Written instruction ▸
Repeat every record below exactly, omitting any pictures.

[Stored data]
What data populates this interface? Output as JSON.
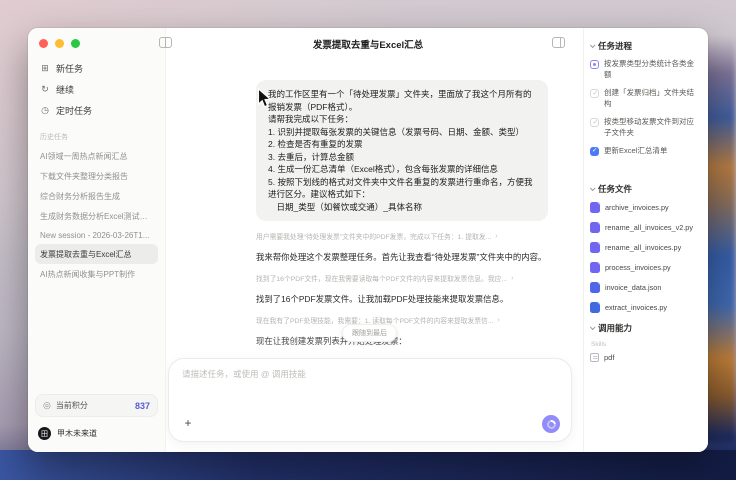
{
  "window": {
    "title": "发票提取去重与Excel汇总"
  },
  "icons": {
    "new_task": "⊞",
    "continue": "↻",
    "scheduled": "◷",
    "credits": "◎",
    "plus": "+",
    "avatar_glyph": "田"
  },
  "sidebar": {
    "nav": [
      {
        "icon": "⊞",
        "label": "新任务"
      },
      {
        "icon": "↻",
        "label": "继续"
      },
      {
        "icon": "◷",
        "label": "定时任务"
      }
    ],
    "history_label": "历史任务",
    "history": [
      {
        "label": "AI领域一周热点新闻汇总",
        "state": "normal"
      },
      {
        "label": "下载文件夹整理分类报告",
        "state": "normal"
      },
      {
        "label": "综合财务分析报告生成",
        "state": "normal"
      },
      {
        "label": "生成财务数据分析Excel测试数据",
        "state": "normal"
      },
      {
        "label": "New session - 2026-03-26T1...",
        "state": "normal"
      },
      {
        "label": "发票提取去重与Excel汇总",
        "state": "selected"
      },
      {
        "label": "AI热点新闻收集与PPT制作",
        "state": "normal"
      }
    ],
    "credits_label": "当前积分",
    "credits_value": "837",
    "user_name": "甲木未来道"
  },
  "chat": {
    "user_message": [
      {
        "text": "我的工作区里有一个「待处理发票」文件夹，里面放了我这个月所有的报销发票（PDF格式）。"
      },
      {
        "text": "请帮我完成以下任务："
      },
      {
        "text": "1. 识别并提取每张发票的关键信息（发票号码、日期、金额、类型）"
      },
      {
        "text": "2. 检查是否有重复的发票"
      },
      {
        "text": "3. 去重后，计算总金额"
      },
      {
        "text": "4. 生成一份汇总清单（Excel格式），包含每张发票的详细信息"
      },
      {
        "text": "5. 按照下划线的格式对文件夹中文件名重复的发票进行重命名，方便我进行区分。建议格式如下："
      },
      {
        "text": "　日期_类型（如餐饮或交通）_具体名称"
      }
    ],
    "messages": [
      {
        "kind": "thought",
        "text": "用户需要我处理“待处理发票”文件夹中的PDF发票，完成以下任务：1. 提取发...",
        "more": "›"
      },
      {
        "kind": "reply",
        "text": "我来帮你处理这个发票整理任务。首先让我查看“待处理发票”文件夹中的内容。"
      },
      {
        "kind": "thought",
        "text": "找到了16个PDF文件，现在我需要读取每个PDF文件的内容来提取发票信息。我应...",
        "more": "›"
      },
      {
        "kind": "reply",
        "text": "找到了16个PDF发票文件。让我加载PDF处理技能来提取发票信息。"
      },
      {
        "kind": "thought",
        "text": "现在我有了PDF处理技能，我需要：1. 读取每个PDF文件的内容来提取发票信...",
        "more": "›"
      },
      {
        "kind": "reply",
        "text": "现在让我创建发票列表并开始处理发票："
      }
    ],
    "follow_button": "跟随到最后",
    "input": {
      "placeholder": "请描述任务，或使用 @ 调用技能"
    }
  },
  "rightpanel": {
    "progress": {
      "title": "任务进程",
      "items": [
        {
          "label": "按发票类型分类统计各类金额",
          "status": "running"
        },
        {
          "label": "创建「发票归档」文件夹结构",
          "status": "pending"
        },
        {
          "label": "按类型移动发票文件到对应子文件夹",
          "status": "pending"
        },
        {
          "label": "更新Excel汇总清单",
          "status": "done"
        }
      ]
    },
    "files": {
      "title": "任务文件",
      "items": [
        {
          "name": "archive_invoices.py",
          "color": "#7166f0"
        },
        {
          "name": "rename_all_invoices_v2.py",
          "color": "#7166f0"
        },
        {
          "name": "rename_all_invoices.py",
          "color": "#7166f0"
        },
        {
          "name": "process_invoices.py",
          "color": "#7166f0"
        },
        {
          "name": "invoice_data.json",
          "color": "#4f66e8"
        },
        {
          "name": "extract_invoices.py",
          "color": "#3f6ae0"
        }
      ]
    },
    "skills": {
      "title": "调用能力",
      "group": "Skills",
      "items": [
        {
          "name": "pdf"
        }
      ]
    }
  }
}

Answer below ▸
What data populates this interface? Output as JSON.
{
  "window": {
    "title": "发票提取去重与Excel汇总"
  },
  "icons": {
    "new_task": "⊞",
    "continue": "↻",
    "scheduled": "◷",
    "credits": "◎",
    "plus": "+",
    "avatar_glyph": "田"
  },
  "sidebar": {
    "nav": [
      {
        "icon": "⊞",
        "label": "新任务"
      },
      {
        "icon": "↻",
        "label": "继续"
      },
      {
        "icon": "◷",
        "label": "定时任务"
      }
    ],
    "history_label": "历史任务",
    "history": [
      {
        "label": "AI领域一周热点新闻汇总",
        "state": "normal"
      },
      {
        "label": "下载文件夹整理分类报告",
        "state": "normal"
      },
      {
        "label": "综合财务分析报告生成",
        "state": "normal"
      },
      {
        "label": "生成财务数据分析Excel测试数据",
        "state": "normal"
      },
      {
        "label": "New session - 2026-03-26T1...",
        "state": "normal"
      },
      {
        "label": "发票提取去重与Excel汇总",
        "state": "selected"
      },
      {
        "label": "AI热点新闻收集与PPT制作",
        "state": "normal"
      }
    ],
    "credits_label": "当前积分",
    "credits_value": "837",
    "user_name": "甲木未来道"
  },
  "chat": {
    "user_message": [
      {
        "text": "我的工作区里有一个「待处理发票」文件夹，里面放了我这个月所有的报销发票（PDF格式）。"
      },
      {
        "text": "请帮我完成以下任务："
      },
      {
        "text": "1. 识别并提取每张发票的关键信息（发票号码、日期、金额、类型）"
      },
      {
        "text": "2. 检查是否有重复的发票"
      },
      {
        "text": "3. 去重后，计算总金额"
      },
      {
        "text": "4. 生成一份汇总清单（Excel格式），包含每张发票的详细信息"
      },
      {
        "text": "5. 按照下划线的格式对文件夹中文件名重复的发票进行重命名，方便我进行区分。建议格式如下："
      },
      {
        "text": "　日期_类型（如餐饮或交通）_具体名称"
      }
    ],
    "messages": [
      {
        "kind": "thought",
        "text": "用户需要我处理“待处理发票”文件夹中的PDF发票，完成以下任务：1. 提取发...",
        "more": "›"
      },
      {
        "kind": "reply",
        "text": "我来帮你处理这个发票整理任务。首先让我查看“待处理发票”文件夹中的内容。"
      },
      {
        "kind": "thought",
        "text": "找到了16个PDF文件，现在我需要读取每个PDF文件的内容来提取发票信息。我应...",
        "more": "›"
      },
      {
        "kind": "reply",
        "text": "找到了16个PDF发票文件。让我加载PDF处理技能来提取发票信息。"
      },
      {
        "kind": "thought",
        "text": "现在我有了PDF处理技能，我需要：1. 读取每个PDF文件的内容来提取发票信...",
        "more": "›"
      },
      {
        "kind": "reply",
        "text": "现在让我创建发票列表并开始处理发票："
      }
    ],
    "follow_button": "跟随到最后",
    "input": {
      "placeholder": "请描述任务，或使用 @ 调用技能"
    }
  },
  "rightpanel": {
    "progress": {
      "title": "任务进程",
      "items": [
        {
          "label": "按发票类型分类统计各类金额",
          "status": "running"
        },
        {
          "label": "创建「发票归档」文件夹结构",
          "status": "pending"
        },
        {
          "label": "按类型移动发票文件到对应子文件夹",
          "status": "pending"
        },
        {
          "label": "更新Excel汇总清单",
          "status": "done"
        }
      ]
    },
    "files": {
      "title": "任务文件",
      "items": [
        {
          "name": "archive_invoices.py",
          "color": "#7166f0"
        },
        {
          "name": "rename_all_invoices_v2.py",
          "color": "#7166f0"
        },
        {
          "name": "rename_all_invoices.py",
          "color": "#7166f0"
        },
        {
          "name": "process_invoices.py",
          "color": "#7166f0"
        },
        {
          "name": "invoice_data.json",
          "color": "#4f66e8"
        },
        {
          "name": "extract_invoices.py",
          "color": "#3f6ae0"
        }
      ]
    },
    "skills": {
      "title": "调用能力",
      "group": "Skills",
      "items": [
        {
          "name": "pdf"
        }
      ]
    }
  }
}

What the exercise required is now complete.